*TASK TO COMPLETE*.
Wherever a line holds the word "racional", copy that line out.

── RECORDS PROVIDED

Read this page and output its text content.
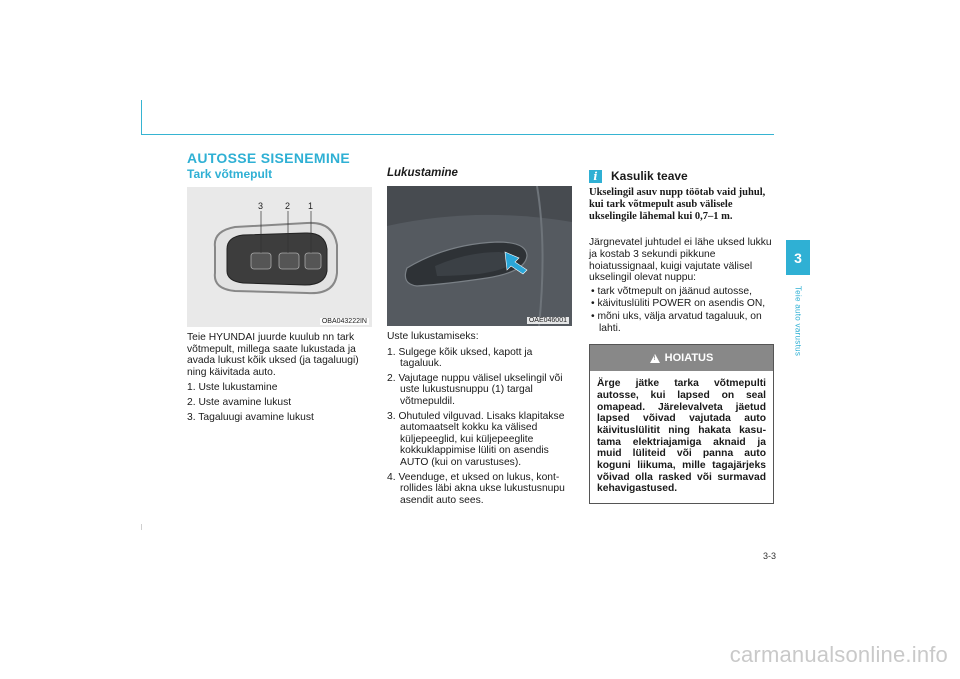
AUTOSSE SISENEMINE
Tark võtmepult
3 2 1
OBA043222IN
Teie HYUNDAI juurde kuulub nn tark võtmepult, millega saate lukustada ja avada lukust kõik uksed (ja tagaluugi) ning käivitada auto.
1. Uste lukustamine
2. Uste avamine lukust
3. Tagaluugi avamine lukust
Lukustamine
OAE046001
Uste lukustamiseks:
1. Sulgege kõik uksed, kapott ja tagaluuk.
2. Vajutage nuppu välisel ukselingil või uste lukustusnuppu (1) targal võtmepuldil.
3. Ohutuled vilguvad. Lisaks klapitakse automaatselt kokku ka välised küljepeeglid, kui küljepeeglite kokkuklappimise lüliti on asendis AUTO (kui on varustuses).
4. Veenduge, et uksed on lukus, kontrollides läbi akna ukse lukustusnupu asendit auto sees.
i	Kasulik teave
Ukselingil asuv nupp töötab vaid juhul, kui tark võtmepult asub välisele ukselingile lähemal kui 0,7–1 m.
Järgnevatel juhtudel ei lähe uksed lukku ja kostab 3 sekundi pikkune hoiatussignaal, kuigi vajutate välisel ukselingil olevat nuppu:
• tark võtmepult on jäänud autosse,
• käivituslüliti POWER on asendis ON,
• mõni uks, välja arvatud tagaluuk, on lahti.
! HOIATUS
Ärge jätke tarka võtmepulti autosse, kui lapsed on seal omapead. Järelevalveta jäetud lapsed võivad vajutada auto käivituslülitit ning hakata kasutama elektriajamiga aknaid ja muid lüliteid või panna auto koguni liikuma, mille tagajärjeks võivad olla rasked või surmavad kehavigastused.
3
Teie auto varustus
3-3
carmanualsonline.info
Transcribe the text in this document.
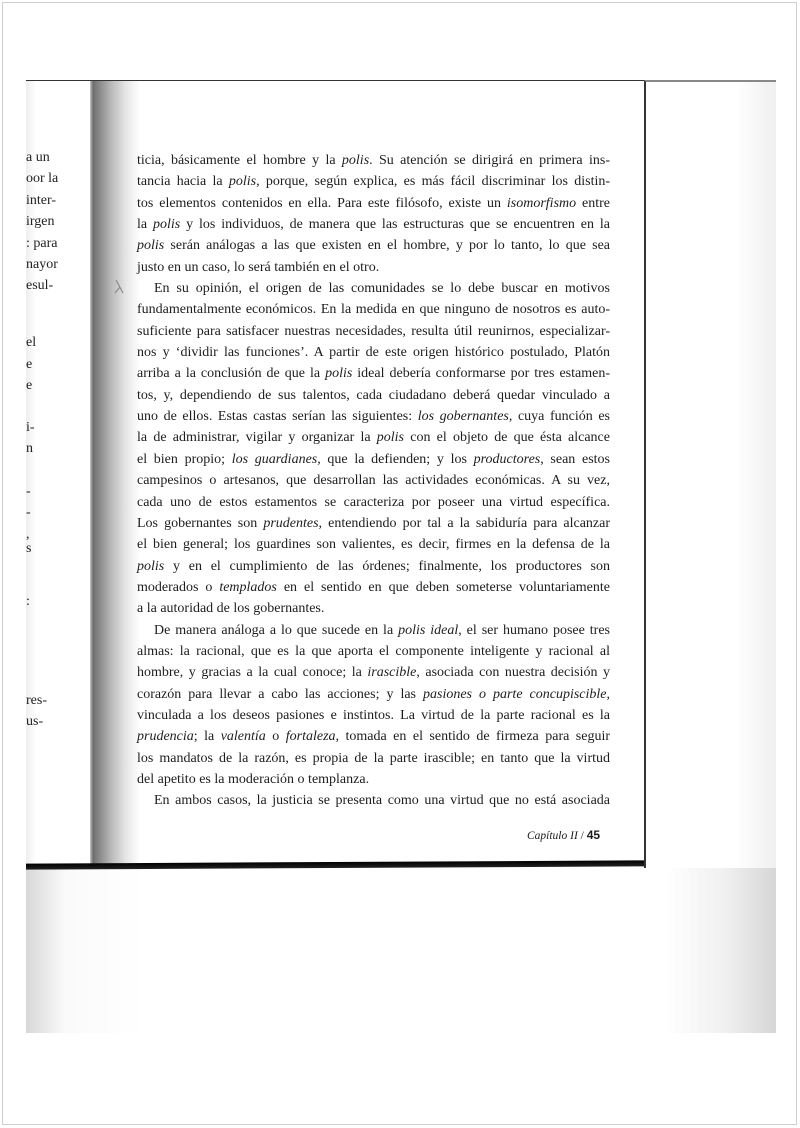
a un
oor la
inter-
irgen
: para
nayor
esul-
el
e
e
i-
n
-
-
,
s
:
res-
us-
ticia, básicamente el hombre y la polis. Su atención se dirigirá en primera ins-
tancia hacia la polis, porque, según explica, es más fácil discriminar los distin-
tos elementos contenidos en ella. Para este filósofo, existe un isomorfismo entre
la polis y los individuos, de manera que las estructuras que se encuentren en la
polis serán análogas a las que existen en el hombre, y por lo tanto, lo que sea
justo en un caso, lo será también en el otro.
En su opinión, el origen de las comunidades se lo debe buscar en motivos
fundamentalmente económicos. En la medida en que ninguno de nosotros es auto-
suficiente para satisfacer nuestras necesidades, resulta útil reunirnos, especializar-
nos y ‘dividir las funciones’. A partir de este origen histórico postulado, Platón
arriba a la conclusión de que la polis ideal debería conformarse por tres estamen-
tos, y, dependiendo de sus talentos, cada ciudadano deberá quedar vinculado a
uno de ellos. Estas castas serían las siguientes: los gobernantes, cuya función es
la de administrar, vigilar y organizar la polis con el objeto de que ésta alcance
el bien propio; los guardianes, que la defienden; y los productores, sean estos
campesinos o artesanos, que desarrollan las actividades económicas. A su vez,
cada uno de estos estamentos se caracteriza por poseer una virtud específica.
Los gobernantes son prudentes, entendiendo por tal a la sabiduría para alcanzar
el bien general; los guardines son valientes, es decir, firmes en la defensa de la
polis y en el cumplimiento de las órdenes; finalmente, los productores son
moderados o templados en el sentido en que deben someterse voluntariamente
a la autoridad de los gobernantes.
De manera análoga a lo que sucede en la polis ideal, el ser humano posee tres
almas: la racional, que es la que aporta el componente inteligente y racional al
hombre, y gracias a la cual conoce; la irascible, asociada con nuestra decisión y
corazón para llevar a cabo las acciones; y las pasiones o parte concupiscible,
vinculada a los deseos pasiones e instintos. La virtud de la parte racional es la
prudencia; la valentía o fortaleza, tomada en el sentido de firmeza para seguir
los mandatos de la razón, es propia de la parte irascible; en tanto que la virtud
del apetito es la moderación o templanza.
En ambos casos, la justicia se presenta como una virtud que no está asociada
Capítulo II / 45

────

*RESPONSE TO THE TASK*.
almas: la racional, que es la que aporta el componente inteligente y racional al
vinculada a los deseos pasiones e instintos. La virtud de la parte racional es la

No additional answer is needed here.